[Excerpt from a dataset]

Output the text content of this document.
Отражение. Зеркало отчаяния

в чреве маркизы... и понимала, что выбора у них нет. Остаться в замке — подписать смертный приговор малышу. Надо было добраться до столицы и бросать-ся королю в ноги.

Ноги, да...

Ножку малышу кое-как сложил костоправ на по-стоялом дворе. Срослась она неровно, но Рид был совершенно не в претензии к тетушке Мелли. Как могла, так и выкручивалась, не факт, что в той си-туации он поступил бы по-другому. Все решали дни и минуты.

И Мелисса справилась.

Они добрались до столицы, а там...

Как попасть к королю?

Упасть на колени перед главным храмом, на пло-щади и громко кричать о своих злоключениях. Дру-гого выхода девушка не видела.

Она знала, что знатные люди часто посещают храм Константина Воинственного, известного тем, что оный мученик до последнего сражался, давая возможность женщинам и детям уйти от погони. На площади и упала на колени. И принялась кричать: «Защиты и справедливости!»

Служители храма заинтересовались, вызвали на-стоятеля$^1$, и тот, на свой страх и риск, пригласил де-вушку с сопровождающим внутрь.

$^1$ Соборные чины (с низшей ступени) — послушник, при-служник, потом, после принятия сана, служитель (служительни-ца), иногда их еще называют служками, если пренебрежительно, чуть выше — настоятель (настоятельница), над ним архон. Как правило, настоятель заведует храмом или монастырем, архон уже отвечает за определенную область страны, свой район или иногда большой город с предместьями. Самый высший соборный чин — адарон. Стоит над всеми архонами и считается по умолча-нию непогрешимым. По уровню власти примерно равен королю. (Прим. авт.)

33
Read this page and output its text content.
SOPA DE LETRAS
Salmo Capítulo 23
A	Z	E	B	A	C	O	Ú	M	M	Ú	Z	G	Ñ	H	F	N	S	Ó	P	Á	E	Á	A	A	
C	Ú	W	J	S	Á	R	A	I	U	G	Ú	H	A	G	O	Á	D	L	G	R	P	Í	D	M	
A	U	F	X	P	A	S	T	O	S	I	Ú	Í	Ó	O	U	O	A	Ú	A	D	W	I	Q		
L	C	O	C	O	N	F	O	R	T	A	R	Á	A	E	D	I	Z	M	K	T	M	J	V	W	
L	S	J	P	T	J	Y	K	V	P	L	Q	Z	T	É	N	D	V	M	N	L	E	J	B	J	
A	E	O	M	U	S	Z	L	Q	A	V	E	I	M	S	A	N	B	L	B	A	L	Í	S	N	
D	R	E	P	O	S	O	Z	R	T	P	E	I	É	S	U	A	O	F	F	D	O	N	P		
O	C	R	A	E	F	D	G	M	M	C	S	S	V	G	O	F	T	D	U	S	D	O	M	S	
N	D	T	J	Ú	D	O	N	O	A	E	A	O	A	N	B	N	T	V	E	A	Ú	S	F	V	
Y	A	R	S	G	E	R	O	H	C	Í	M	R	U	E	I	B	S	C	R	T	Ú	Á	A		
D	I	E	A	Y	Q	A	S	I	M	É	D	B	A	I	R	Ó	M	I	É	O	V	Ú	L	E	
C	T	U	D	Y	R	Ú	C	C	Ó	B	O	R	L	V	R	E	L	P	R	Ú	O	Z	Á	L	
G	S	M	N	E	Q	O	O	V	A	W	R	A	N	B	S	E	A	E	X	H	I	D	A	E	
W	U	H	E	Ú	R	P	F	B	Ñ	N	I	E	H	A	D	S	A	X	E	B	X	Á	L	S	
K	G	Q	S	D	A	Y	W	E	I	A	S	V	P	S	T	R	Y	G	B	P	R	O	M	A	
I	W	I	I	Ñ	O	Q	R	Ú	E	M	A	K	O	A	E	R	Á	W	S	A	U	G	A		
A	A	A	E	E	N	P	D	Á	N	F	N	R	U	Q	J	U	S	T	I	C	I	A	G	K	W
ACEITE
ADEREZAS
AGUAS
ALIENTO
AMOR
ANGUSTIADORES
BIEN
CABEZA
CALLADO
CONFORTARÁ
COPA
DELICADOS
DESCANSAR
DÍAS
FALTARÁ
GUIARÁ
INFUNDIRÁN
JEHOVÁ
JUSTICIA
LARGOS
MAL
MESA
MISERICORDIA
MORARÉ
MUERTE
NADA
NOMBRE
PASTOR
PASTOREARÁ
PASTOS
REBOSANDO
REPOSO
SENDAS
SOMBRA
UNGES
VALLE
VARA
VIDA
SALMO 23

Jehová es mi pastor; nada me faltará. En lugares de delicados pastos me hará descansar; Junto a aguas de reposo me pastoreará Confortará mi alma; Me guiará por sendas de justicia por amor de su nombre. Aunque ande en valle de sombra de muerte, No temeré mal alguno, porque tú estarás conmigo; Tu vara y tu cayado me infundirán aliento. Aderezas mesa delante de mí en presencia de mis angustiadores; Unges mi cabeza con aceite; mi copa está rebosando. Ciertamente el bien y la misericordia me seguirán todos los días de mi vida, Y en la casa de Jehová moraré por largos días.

--

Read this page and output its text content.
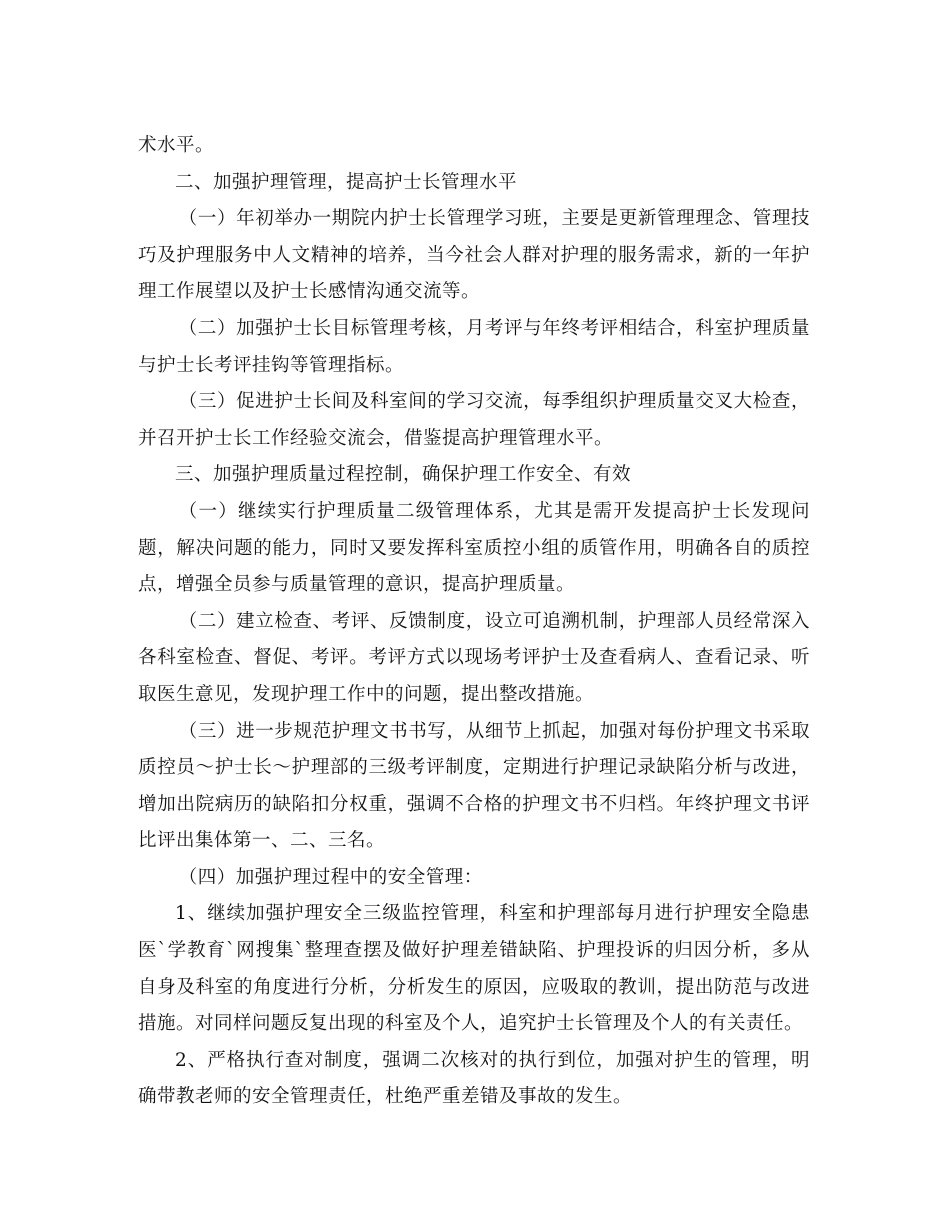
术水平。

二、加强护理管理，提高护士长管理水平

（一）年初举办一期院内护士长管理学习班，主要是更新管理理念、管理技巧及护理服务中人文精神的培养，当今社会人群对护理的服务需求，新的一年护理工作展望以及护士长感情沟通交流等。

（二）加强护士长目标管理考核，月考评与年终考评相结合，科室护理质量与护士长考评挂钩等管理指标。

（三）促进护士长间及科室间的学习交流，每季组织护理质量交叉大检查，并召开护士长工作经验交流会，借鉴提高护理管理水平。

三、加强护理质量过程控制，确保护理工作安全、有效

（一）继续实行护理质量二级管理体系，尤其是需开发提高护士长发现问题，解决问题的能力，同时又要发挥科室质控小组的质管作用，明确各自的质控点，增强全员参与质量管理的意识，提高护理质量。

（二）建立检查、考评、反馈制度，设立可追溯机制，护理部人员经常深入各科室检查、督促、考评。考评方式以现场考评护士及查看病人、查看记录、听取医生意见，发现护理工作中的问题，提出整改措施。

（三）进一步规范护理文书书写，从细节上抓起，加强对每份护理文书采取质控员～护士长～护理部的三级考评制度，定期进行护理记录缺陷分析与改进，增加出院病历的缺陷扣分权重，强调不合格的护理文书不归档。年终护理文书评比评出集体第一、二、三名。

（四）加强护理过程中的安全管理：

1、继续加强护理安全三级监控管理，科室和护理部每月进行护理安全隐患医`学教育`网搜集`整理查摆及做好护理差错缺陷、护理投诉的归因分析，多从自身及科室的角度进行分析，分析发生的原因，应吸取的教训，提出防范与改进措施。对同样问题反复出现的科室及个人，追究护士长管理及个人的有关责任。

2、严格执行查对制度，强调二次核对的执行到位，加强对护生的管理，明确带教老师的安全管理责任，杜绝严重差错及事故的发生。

• **Instruction**: State how many lines of the listing above hold the word "колени", with nothing but the number.

• **Result**: 2